--- Start Supplied records ---
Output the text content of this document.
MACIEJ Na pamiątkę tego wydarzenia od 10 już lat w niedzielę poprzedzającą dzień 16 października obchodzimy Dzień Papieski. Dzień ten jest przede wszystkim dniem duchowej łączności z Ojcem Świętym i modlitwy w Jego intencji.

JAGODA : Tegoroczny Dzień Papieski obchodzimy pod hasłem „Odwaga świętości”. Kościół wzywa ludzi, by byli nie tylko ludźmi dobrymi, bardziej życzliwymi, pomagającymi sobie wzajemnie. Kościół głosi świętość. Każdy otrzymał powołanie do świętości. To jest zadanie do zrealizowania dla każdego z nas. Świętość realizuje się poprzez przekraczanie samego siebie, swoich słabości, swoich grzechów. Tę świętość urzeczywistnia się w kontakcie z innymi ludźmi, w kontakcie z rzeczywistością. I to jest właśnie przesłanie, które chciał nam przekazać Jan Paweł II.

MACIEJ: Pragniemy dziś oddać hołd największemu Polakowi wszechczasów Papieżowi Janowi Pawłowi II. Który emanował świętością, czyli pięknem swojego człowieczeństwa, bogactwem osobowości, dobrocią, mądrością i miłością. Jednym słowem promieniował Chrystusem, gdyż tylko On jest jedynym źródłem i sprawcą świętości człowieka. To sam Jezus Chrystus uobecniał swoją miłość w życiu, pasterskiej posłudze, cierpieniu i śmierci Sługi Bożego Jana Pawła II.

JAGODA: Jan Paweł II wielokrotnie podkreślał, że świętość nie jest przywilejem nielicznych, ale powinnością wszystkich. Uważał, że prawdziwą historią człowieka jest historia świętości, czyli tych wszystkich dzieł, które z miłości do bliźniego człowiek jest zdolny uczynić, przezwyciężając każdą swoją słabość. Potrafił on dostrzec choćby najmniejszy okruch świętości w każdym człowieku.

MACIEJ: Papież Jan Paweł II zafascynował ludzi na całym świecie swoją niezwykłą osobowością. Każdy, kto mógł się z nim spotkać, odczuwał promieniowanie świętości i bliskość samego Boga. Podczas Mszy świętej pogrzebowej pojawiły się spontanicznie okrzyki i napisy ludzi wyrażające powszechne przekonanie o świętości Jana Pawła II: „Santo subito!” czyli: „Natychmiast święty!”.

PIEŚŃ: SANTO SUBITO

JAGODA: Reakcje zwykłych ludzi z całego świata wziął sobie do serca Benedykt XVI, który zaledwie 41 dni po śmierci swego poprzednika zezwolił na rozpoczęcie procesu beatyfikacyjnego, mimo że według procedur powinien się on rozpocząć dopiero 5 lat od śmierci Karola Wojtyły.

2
--- End Supplied records ---
**Work to be completed:**
Write out every entry exactly as given.

**Exercise result:**
Output the text content of this document.
MACIEJ Na pamiątkę tego wydarzenia od 10 już lat w niedzielę poprzedzającą dzień 16 października obchodzimy Dzień Papieski. Dzień ten jest przede wszystkim dniem duchowej łączności z Ojcem Świętym i modlitwy w Jego intencji.

JAGODA : Tegoroczny Dzień Papieski obchodzimy pod hasłem „Odwaga świętości”. Kościół wzywa ludzi, by byli nie tylko ludźmi dobrymi, bardziej życzliwymi, pomagającymi sobie wzajemnie. Kościół głosi świętość. Każdy otrzymał powołanie do świętości. To jest zadanie do zrealizowania dla każdego z nas. Świętość realizuje się poprzez przekraczanie samego siebie, swoich słabości, swoich grzechów. Tę świętość urzeczywistnia się w kontakcie z innymi ludźmi, w kontakcie z rzeczywistością. I to jest właśnie przesłanie, które chciał nam przekazać Jan Paweł II.

MACIEJ: Pragniemy dziś oddać hołd największemu Polakowi wszechczasów Papieżowi Janowi Pawłowi II. Który emanował świętością, czyli pięknem swojego człowieczeństwa, bogactwem osobowości, dobrocią, mądrością i miłością. Jednym słowem promieniował Chrystusem, gdyż tylko On jest jedynym źródłem i sprawcą świętości człowieka. To sam Jezus Chrystus uobecniał swoją miłość w życiu, pasterskiej posłudze, cierpieniu i śmierci Sługi Bożego Jana Pawła II.

JAGODA: Jan Paweł II wielokrotnie podkreślał, że świętość nie jest przywilejem nielicznych, ale powinnością wszystkich. Uważał, że prawdziwą historią człowieka jest historia świętości, czyli tych wszystkich dzieł, które z miłości do bliźniego człowiek jest zdolny uczynić, przezwyciężając każdą swoją słabość. Potrafił on dostrzec choćby najmniejszy okruch świętości w każdym człowieku.

MACIEJ: Papież Jan Paweł II zafascynował ludzi na całym świecie swoją niezwykłą osobowością. Każdy, kto mógł się z nim spotkać, odczuwał promieniowanie świętości i bliskość samego Boga. Podczas Mszy świętej pogrzebowej pojawiły się spontanicznie okrzyki i napisy ludzi wyrażające powszechne przekonanie o świętości Jana Pawła II: „Santo subito!” czyli: „Natychmiast święty!”.

PIEŚŃ: SANTO SUBITO

JAGODA: Reakcje zwykłych ludzi z całego świata wziął sobie do serca Benedykt XVI, który zaledwie 41 dni po śmierci swego poprzednika zezwolił na rozpoczęcie procesu beatyfikacyjnego, mimo że według procedur powinien się on rozpocząć dopiero 5 lat od śmierci Karola Wojtyły.

2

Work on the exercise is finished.